### Supplied records ###

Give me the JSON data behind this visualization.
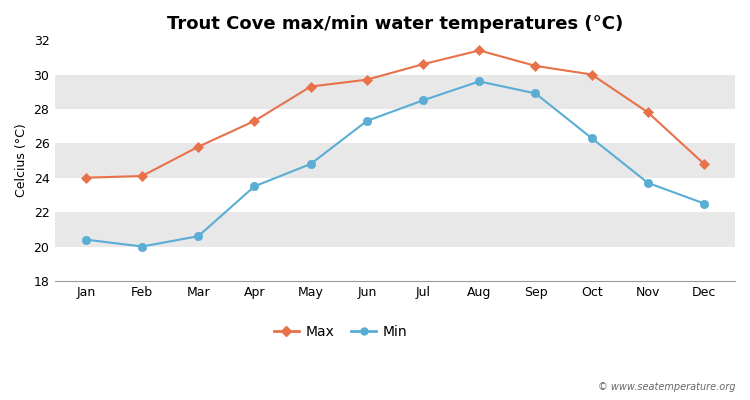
{
  "title": "Trout Cove max/min water temperatures (°C)",
  "ylabel": "Celcius (°C)",
  "months": [
    "Jan",
    "Feb",
    "Mar",
    "Apr",
    "May",
    "Jun",
    "Jul",
    "Aug",
    "Sep",
    "Oct",
    "Nov",
    "Dec"
  ],
  "max_values": [
    24.0,
    24.1,
    25.8,
    27.3,
    29.3,
    29.7,
    30.6,
    31.4,
    30.5,
    30.0,
    27.8,
    24.8
  ],
  "min_values": [
    20.4,
    20.0,
    20.6,
    23.5,
    24.8,
    27.3,
    28.5,
    29.6,
    28.9,
    26.3,
    23.7,
    22.5
  ],
  "max_color": "#e8714a",
  "min_color": "#5aadd4",
  "ylim": [
    18,
    32
  ],
  "yticks": [
    18,
    20,
    22,
    24,
    26,
    28,
    30,
    32
  ],
  "fig_bg_color": "#ffffff",
  "plot_bg_color": "#e8e8e8",
  "band_color_light": "#f0f0f0",
  "band_color_dark": "#e0e0e0",
  "grid_color": "#ffffff",
  "watermark": "© www.seatemperature.org",
  "legend_max": "Max",
  "legend_min": "Min",
  "title_fontsize": 13,
  "axis_fontsize": 9,
  "label_fontsize": 9
}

###

* _Work instructions_
Reproduce every line of the material precisely, omitting its pictures.

* _Solved problem_
Give me the JSON data behind this visualization.
{
  "title": "Trout Cove max/min water temperatures (°C)",
  "ylabel": "Celcius (°C)",
  "months": [
    "Jan",
    "Feb",
    "Mar",
    "Apr",
    "May",
    "Jun",
    "Jul",
    "Aug",
    "Sep",
    "Oct",
    "Nov",
    "Dec"
  ],
  "max_values": [
    24.0,
    24.1,
    25.8,
    27.3,
    29.3,
    29.7,
    30.6,
    31.4,
    30.5,
    30.0,
    27.8,
    24.8
  ],
  "min_values": [
    20.4,
    20.0,
    20.6,
    23.5,
    24.8,
    27.3,
    28.5,
    29.6,
    28.9,
    26.3,
    23.7,
    22.5
  ],
  "max_color": "#e8714a",
  "min_color": "#5aadd4",
  "ylim": [
    18,
    32
  ],
  "yticks": [
    18,
    20,
    22,
    24,
    26,
    28,
    30,
    32
  ],
  "fig_bg_color": "#ffffff",
  "plot_bg_color": "#e8e8e8",
  "band_color_light": "#f0f0f0",
  "band_color_dark": "#e0e0e0",
  "grid_color": "#ffffff",
  "watermark": "© www.seatemperature.org",
  "legend_max": "Max",
  "legend_min": "Min",
  "title_fontsize": 13,
  "axis_fontsize": 9,
  "label_fontsize": 9
}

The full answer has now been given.